Pick out each line of the records in which the word "makanan" appears.

####################

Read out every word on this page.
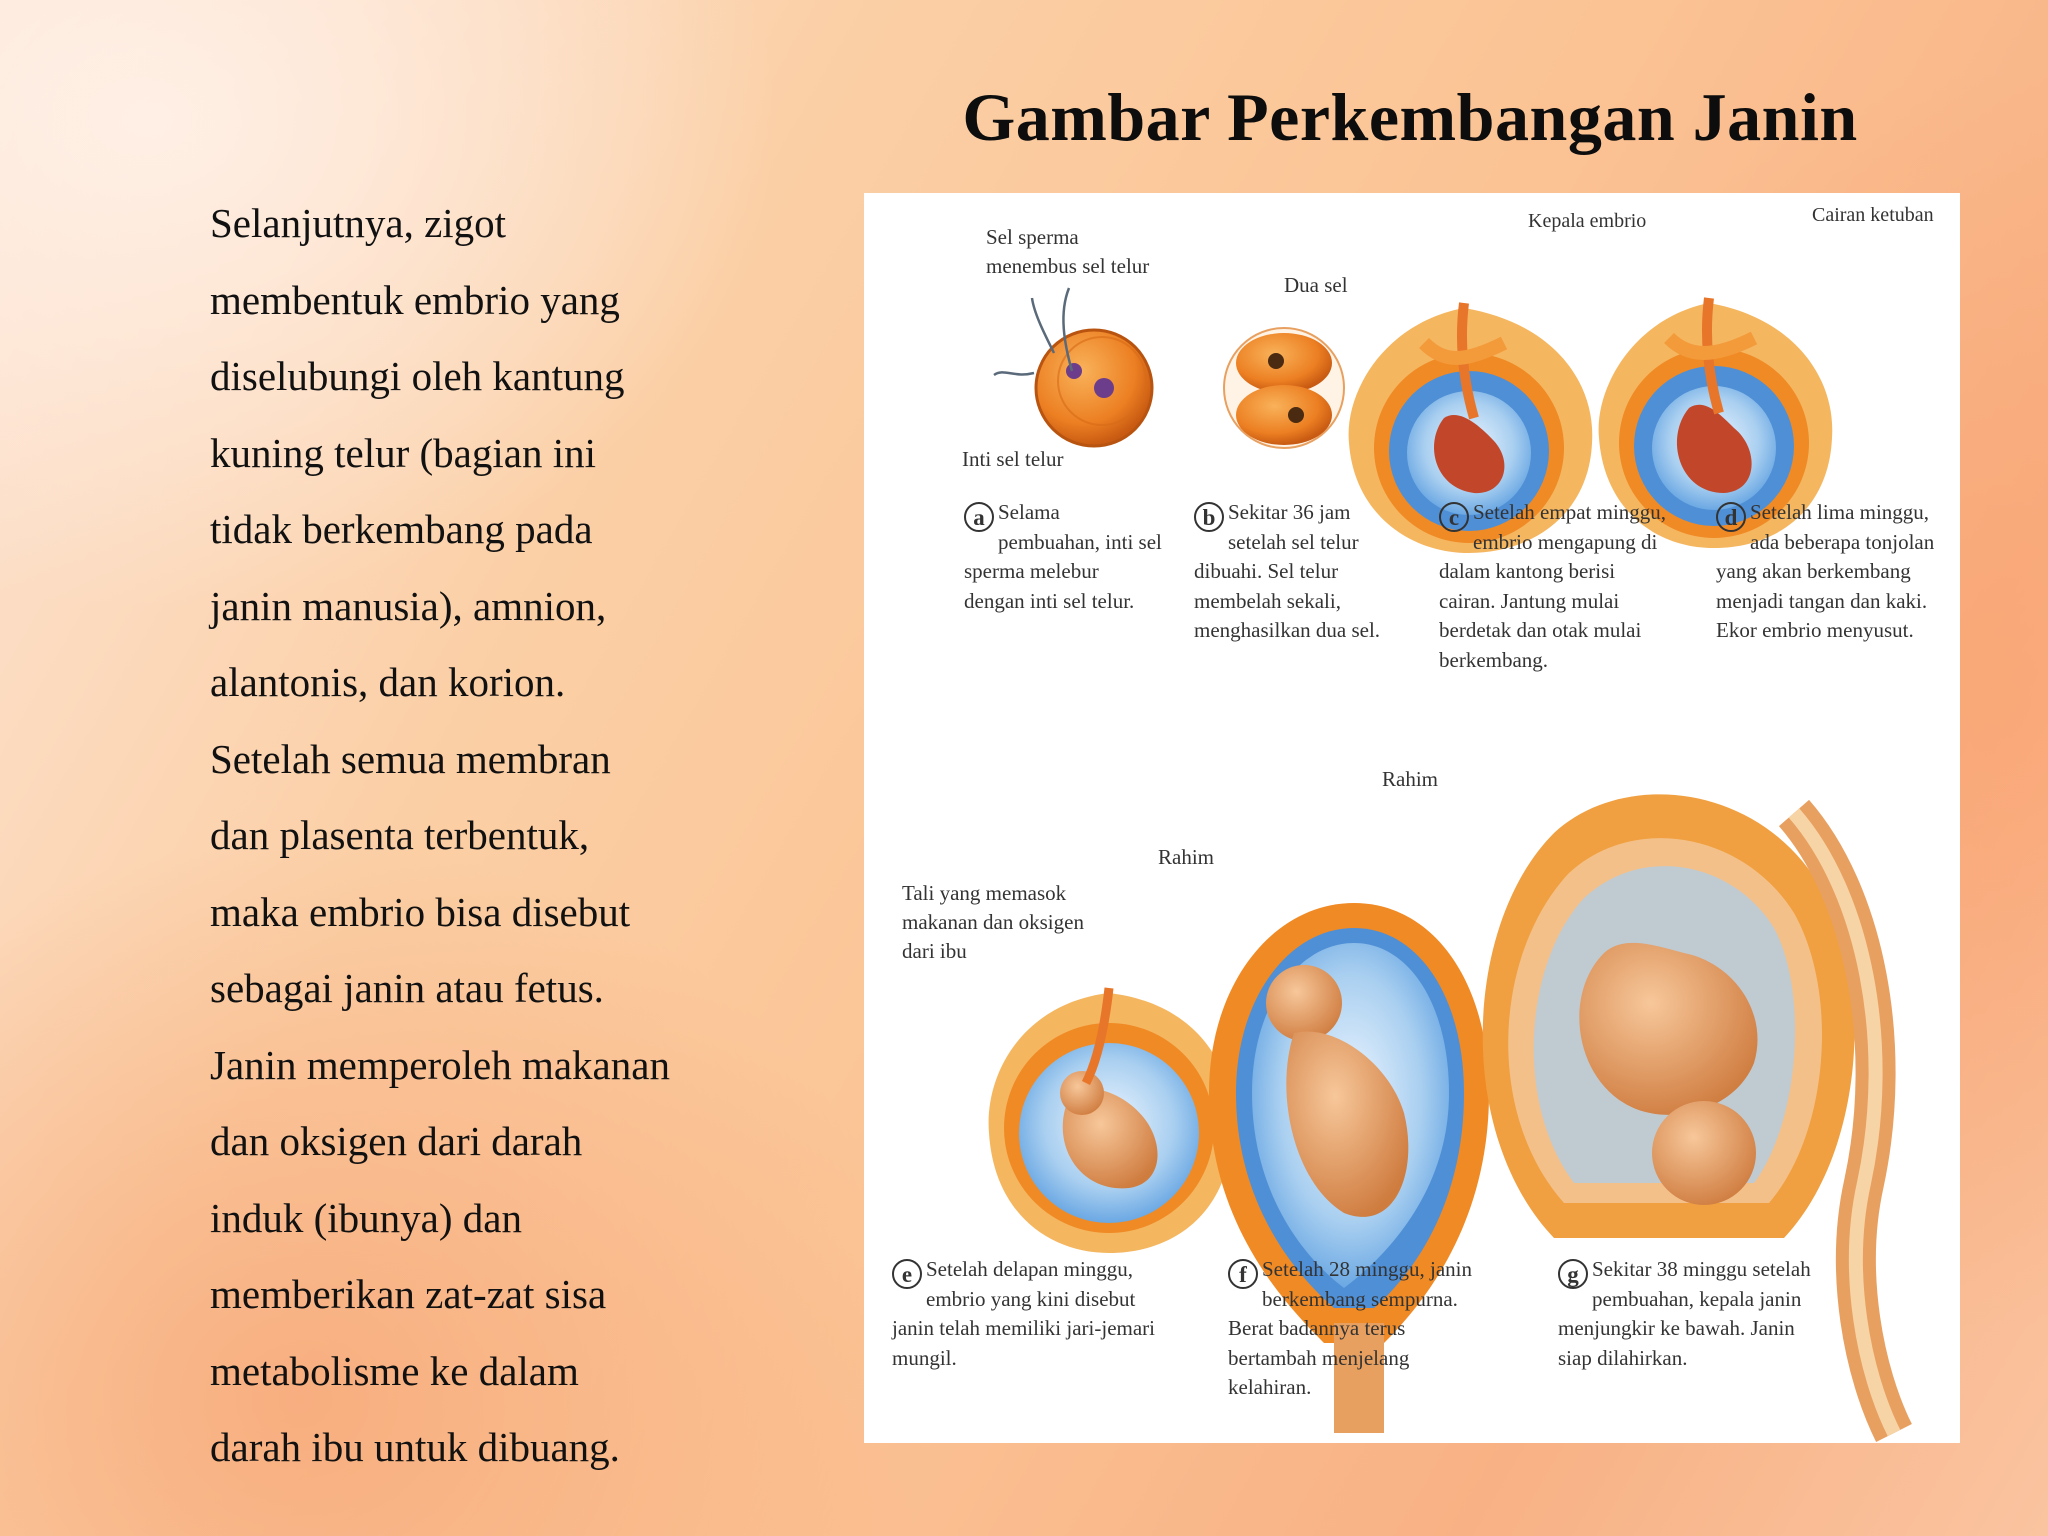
Gambar Perkembangan Janin
Selanjutnya, zigot
membentuk embrio yang
diselubungi oleh kantung
kuning telur (bagian ini
tidak berkembang pada
janin manusia), amnion,
alantonis, dan korion.
Setelah semua membran
dan plasenta terbentuk,
maka embrio bisa disebut
sebagai janin atau fetus.
Janin memperoleh makanan
dan oksigen dari darah
induk (ibunya) dan
memberikan zat-zat sisa
metabolisme ke dalam
darah ibu untuk dibuang.
Sel sperma
menembus sel telur
Inti sel telur
Dua sel
Kepala embrio	Cairan ketuban
Rahim
Rahim
Tali yang memasok
makanan dan oksigen
dari ibu
a Selama pembuahan, inti sel sperma melebur dengan inti sel telur.
b Sekitar 36 jam setelah sel telur dibuahi. Sel telur membelah sekali, menghasilkan dua sel.
c Setelah empat minggu, embrio mengapung di dalam kantong berisi cairan. Jantung mulai berdetak dan otak mulai berkembang.
d Setelah lima minggu, ada beberapa tonjolan yang akan berkembang menjadi tangan dan kaki. Ekor embrio menyusut.
e Setelah delapan minggu, embrio yang kini disebut janin telah memiliki jari-jemari mungil.
f Setelah 28 minggu, janin berkembang sempurna. Berat badannya terus bertambah menjelang kelahiran.
g Sekitar 38 minggu setelah pembuahan, kepala janin menjungkir ke bawah. Janin siap dilahirkan.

####################

**Task answer**:
Janin memperoleh makanan
makanan dan oksigen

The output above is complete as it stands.